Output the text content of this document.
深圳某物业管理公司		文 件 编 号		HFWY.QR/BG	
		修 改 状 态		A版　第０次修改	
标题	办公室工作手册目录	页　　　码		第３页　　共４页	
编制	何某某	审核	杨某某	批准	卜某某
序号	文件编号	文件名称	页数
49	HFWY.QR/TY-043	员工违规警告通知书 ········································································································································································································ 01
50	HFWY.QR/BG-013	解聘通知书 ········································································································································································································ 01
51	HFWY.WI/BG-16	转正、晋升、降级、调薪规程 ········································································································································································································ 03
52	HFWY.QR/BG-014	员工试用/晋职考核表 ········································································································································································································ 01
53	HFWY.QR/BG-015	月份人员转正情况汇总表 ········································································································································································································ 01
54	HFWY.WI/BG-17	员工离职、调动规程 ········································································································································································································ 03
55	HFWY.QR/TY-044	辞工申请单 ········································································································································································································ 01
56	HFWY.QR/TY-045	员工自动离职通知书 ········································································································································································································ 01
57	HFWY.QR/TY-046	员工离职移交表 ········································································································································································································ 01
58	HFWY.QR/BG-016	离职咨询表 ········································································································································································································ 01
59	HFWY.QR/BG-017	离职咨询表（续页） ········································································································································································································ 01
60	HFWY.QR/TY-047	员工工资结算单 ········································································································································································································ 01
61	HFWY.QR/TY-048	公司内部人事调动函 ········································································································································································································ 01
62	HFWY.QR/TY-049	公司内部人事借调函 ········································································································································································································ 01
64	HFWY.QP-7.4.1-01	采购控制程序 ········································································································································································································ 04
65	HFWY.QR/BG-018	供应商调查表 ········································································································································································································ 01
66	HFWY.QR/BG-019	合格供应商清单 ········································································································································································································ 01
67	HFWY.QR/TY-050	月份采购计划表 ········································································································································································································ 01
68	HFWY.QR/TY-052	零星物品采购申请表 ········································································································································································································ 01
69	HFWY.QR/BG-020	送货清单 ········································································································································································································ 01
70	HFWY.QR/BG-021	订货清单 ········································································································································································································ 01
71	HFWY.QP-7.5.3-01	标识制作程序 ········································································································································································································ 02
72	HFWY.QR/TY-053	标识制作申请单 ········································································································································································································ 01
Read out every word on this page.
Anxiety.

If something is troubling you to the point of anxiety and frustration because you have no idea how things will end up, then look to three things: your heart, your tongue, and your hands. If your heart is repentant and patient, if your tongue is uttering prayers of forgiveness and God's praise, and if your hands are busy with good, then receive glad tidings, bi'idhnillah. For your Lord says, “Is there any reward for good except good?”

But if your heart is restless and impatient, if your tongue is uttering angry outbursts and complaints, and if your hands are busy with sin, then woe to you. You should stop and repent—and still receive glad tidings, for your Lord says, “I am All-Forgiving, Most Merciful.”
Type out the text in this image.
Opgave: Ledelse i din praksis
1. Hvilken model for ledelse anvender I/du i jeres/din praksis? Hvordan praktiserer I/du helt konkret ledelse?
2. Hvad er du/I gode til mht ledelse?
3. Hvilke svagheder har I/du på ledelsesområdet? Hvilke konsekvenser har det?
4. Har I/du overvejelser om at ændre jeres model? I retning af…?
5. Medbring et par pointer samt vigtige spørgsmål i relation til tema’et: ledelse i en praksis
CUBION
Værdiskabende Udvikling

• [Aim]: Please restate the data word for word, every record included.

• [Full response]:
Output the text content of this document.
深圳某物业管理公司		文 件 编 号		HFWY.QR/BG	
		修 改 状 态		A版　第０次修改	
标题	办公室工作手册目录	页　　　码		第３页　　共４页	
编制	何某某	审核	杨某某	批准	卜某某
序号	文件编号	文件名称	页数
49	HFWY.QR/TY-043	员工违规警告通知书 ········································································································································································································ 01
50	HFWY.QR/BG-013	解聘通知书 ········································································································································································································ 01
51	HFWY.WI/BG-16	转正、晋升、降级、调薪规程 ········································································································································································································ 03
52	HFWY.QR/BG-014	员工试用/晋职考核表 ········································································································································································································ 01
53	HFWY.QR/BG-015	月份人员转正情况汇总表 ········································································································································································································ 01
54	HFWY.WI/BG-17	员工离职、调动规程 ········································································································································································································ 03
55	HFWY.QR/TY-044	辞工申请单 ········································································································································································································ 01
56	HFWY.QR/TY-045	员工自动离职通知书 ········································································································································································································ 01
57	HFWY.QR/TY-046	员工离职移交表 ········································································································································································································ 01
58	HFWY.QR/BG-016	离职咨询表 ········································································································································································································ 01
59	HFWY.QR/BG-017	离职咨询表（续页） ········································································································································································································ 01
60	HFWY.QR/TY-047	员工工资结算单 ········································································································································································································ 01
61	HFWY.QR/TY-048	公司内部人事调动函 ········································································································································································································ 01
62	HFWY.QR/TY-049	公司内部人事借调函 ········································································································································································································ 01
64	HFWY.QP-7.4.1-01	采购控制程序 ········································································································································································································ 04
65	HFWY.QR/BG-018	供应商调查表 ········································································································································································································ 01
66	HFWY.QR/BG-019	合格供应商清单 ········································································································································································································ 01
67	HFWY.QR/TY-050	月份采购计划表 ········································································································································································································ 01
68	HFWY.QR/TY-052	零星物品采购申请表 ········································································································································································································ 01
69	HFWY.QR/BG-020	送货清单 ········································································································································································································ 01
70	HFWY.QR/BG-021	订货清单 ········································································································································································································ 01
71	HFWY.QP-7.5.3-01	标识制作程序 ········································································································································································································ 02
72	HFWY.QR/TY-053	标识制作申请单 ········································································································································································································ 01
Read out every word on this page.
Anxiety.

If something is troubling you to the point of anxiety and frustration because you have no idea how things will end up, then look to three things: your heart, your tongue, and your hands. If your heart is repentant and patient, if your tongue is uttering prayers of forgiveness and God's praise, and if your hands are busy with good, then receive glad tidings, bi'idhnillah. For your Lord says, “Is there any reward for good except good?”

But if your heart is restless and impatient, if your tongue is uttering angry outbursts and complaints, and if your hands are busy with sin, then woe to you. You should stop and repent—and still receive glad tidings, for your Lord says, “I am All-Forgiving, Most Merciful.”
Type out the text in this image.
Opgave: Ledelse i din praksis
1. Hvilken model for ledelse anvender I/du i jeres/din praksis? Hvordan praktiserer I/du helt konkret ledelse?
2. Hvad er du/I gode til mht ledelse?
3. Hvilke svagheder har I/du på ledelsesområdet? Hvilke konsekvenser har det?
4. Har I/du overvejelser om at ændre jeres model? I retning af…?
5. Medbring et par pointer samt vigtige spørgsmål i relation til tema’et: ledelse i en praksis
CUBION
Værdiskabende Udvikling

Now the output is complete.